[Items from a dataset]

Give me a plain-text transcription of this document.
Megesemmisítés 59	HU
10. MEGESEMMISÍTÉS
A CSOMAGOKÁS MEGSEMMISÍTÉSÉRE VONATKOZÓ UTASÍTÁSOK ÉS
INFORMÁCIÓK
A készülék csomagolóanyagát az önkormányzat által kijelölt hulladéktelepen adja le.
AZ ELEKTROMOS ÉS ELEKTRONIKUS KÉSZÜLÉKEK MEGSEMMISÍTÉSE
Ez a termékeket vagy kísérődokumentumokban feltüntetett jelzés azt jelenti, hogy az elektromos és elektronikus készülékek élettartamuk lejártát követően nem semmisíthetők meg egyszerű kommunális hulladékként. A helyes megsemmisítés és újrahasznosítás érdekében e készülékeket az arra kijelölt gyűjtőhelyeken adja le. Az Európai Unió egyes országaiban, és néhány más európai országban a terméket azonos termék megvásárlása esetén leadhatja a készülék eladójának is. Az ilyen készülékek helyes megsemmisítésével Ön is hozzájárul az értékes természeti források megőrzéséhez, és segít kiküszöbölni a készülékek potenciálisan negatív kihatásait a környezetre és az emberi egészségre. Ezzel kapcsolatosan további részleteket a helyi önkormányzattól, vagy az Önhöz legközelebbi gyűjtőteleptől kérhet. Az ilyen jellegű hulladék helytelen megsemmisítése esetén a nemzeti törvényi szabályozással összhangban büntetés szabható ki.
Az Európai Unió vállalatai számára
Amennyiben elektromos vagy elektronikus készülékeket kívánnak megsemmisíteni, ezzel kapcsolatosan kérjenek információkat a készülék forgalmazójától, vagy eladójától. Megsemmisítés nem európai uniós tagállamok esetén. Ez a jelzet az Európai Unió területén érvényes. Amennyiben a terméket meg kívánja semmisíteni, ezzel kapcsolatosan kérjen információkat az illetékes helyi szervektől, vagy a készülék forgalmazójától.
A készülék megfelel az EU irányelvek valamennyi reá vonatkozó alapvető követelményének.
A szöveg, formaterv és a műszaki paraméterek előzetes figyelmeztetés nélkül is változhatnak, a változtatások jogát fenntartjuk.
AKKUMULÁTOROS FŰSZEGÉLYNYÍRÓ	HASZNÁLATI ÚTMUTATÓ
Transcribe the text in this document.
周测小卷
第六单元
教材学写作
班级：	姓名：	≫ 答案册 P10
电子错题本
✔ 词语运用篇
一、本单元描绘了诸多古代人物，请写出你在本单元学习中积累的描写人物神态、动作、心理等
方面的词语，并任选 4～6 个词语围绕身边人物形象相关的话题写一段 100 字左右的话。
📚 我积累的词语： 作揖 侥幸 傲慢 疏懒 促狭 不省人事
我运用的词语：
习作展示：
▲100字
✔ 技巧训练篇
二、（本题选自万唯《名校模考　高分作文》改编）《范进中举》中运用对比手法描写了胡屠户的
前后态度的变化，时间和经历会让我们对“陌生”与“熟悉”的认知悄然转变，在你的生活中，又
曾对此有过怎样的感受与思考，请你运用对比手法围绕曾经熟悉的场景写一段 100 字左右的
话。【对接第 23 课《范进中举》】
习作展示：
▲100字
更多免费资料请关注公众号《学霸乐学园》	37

■ Your instructions:
Transcribe each record exactly. Leave nothing out.

■ Exercise result:
Give me a plain-text transcription of this document.
Megesemmisítés 59	HU
10. MEGESEMMISÍTÉS
A CSOMAGOKÁS MEGSEMMISÍTÉSÉRE VONATKOZÓ UTASÍTÁSOK ÉS
INFORMÁCIÓK
A készülék csomagolóanyagát az önkormányzat által kijelölt hulladéktelepen adja le.
AZ ELEKTROMOS ÉS ELEKTRONIKUS KÉSZÜLÉKEK MEGSEMMISÍTÉSE
Ez a termékeket vagy kísérődokumentumokban feltüntetett jelzés azt jelenti, hogy az elektromos és elektronikus készülékek élettartamuk lejártát követően nem semmisíthetők meg egyszerű kommunális hulladékként. A helyes megsemmisítés és újrahasznosítás érdekében e készülékeket az arra kijelölt gyűjtőhelyeken adja le. Az Európai Unió egyes országaiban, és néhány más európai országban a terméket azonos termék megvásárlása esetén leadhatja a készülék eladójának is. Az ilyen készülékek helyes megsemmisítésével Ön is hozzájárul az értékes természeti források megőrzéséhez, és segít kiküszöbölni a készülékek potenciálisan negatív kihatásait a környezetre és az emberi egészségre. Ezzel kapcsolatosan további részleteket a helyi önkormányzattól, vagy az Önhöz legközelebbi gyűjtőteleptől kérhet. Az ilyen jellegű hulladék helytelen megsemmisítése esetén a nemzeti törvényi szabályozással összhangban büntetés szabható ki.
Az Európai Unió vállalatai számára
Amennyiben elektromos vagy elektronikus készülékeket kívánnak megsemmisíteni, ezzel kapcsolatosan kérjenek információkat a készülék forgalmazójától, vagy eladójától. Megsemmisítés nem európai uniós tagállamok esetén. Ez a jelzet az Európai Unió területén érvényes. Amennyiben a terméket meg kívánja semmisíteni, ezzel kapcsolatosan kérjen információkat az illetékes helyi szervektől, vagy a készülék forgalmazójától.
A készülék megfelel az EU irányelvek valamennyi reá vonatkozó alapvető követelményének.
A szöveg, formaterv és a műszaki paraméterek előzetes figyelmeztetés nélkül is változhatnak, a változtatások jogát fenntartjuk.
AKKUMULÁTOROS FŰSZEGÉLYNYÍRÓ	HASZNÁLATI ÚTMUTATÓ
Transcribe the text in this document.
周测小卷
第六单元
教材学写作
班级：	姓名：	≫ 答案册 P10
电子错题本
✔ 词语运用篇
一、本单元描绘了诸多古代人物，请写出你在本单元学习中积累的描写人物神态、动作、心理等
方面的词语，并任选 4～6 个词语围绕身边人物形象相关的话题写一段 100 字左右的话。
📚 我积累的词语： 作揖 侥幸 傲慢 疏懒 促狭 不省人事
我运用的词语：
习作展示：
▲100字
✔ 技巧训练篇
二、（本题选自万唯《名校模考　高分作文》改编）《范进中举》中运用对比手法描写了胡屠户的
前后态度的变化，时间和经历会让我们对“陌生”与“熟悉”的认知悄然转变，在你的生活中，又
曾对此有过怎样的感受与思考，请你运用对比手法围绕曾经熟悉的场景写一段 100 字左右的
话。【对接第 23 课《范进中举》】
习作展示：
▲100字
更多免费资料请关注公众号《学霸乐学园》	37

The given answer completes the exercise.